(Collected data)

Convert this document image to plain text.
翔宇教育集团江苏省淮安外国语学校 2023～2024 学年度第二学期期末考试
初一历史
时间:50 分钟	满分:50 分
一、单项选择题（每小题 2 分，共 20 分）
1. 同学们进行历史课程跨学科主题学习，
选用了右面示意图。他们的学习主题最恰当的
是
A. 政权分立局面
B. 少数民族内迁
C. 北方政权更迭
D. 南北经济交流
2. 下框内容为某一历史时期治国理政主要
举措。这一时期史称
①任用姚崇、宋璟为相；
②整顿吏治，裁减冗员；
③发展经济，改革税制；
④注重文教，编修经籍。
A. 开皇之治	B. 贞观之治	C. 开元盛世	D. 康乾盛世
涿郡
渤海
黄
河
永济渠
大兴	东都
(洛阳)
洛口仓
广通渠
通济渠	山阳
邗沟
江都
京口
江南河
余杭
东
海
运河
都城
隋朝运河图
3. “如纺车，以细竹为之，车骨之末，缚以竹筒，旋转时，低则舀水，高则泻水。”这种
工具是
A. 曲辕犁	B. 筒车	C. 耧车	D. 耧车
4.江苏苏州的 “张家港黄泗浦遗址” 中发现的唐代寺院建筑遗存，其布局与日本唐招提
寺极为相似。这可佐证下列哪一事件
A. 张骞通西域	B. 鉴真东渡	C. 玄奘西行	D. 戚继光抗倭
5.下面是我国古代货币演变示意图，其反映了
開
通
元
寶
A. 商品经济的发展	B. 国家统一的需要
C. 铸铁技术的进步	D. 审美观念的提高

- _Written instruction_
Give back the data above exactly as it appears.

- _Output_
Convert this document image to plain text.
翔宇教育集团江苏省淮安外国语学校 2023～2024 学年度第二学期期末考试
初一历史
时间:50 分钟	满分:50 分
一、单项选择题（每小题 2 分，共 20 分）
1. 同学们进行历史课程跨学科主题学习，
选用了右面示意图。他们的学习主题最恰当的
是
A. 政权分立局面
B. 少数民族内迁
C. 北方政权更迭
D. 南北经济交流
2. 下框内容为某一历史时期治国理政主要
举措。这一时期史称
①任用姚崇、宋璟为相；
②整顿吏治，裁减冗员；
③发展经济，改革税制；
④注重文教，编修经籍。
A. 开皇之治	B. 贞观之治	C. 开元盛世	D. 康乾盛世
涿郡
渤海
黄
河
永济渠
大兴	东都
(洛阳)
洛口仓
广通渠
通济渠	山阳
邗沟
江都
京口
江南河
余杭
东
海
运河
都城
隋朝运河图
3. “如纺车，以细竹为之，车骨之末，缚以竹筒，旋转时，低则舀水，高则泻水。”这种
工具是
A. 曲辕犁	B. 筒车	C. 耧车	D. 耧车
4.江苏苏州的 “张家港黄泗浦遗址” 中发现的唐代寺院建筑遗存，其布局与日本唐招提
寺极为相似。这可佐证下列哪一事件
A. 张骞通西域	B. 鉴真东渡	C. 玄奘西行	D. 戚继光抗倭
5.下面是我国古代货币演变示意图，其反映了
開
通
元
寶
A. 商品经济的发展	B. 国家统一的需要
C. 铸铁技术的进步	D. 审美观念的提高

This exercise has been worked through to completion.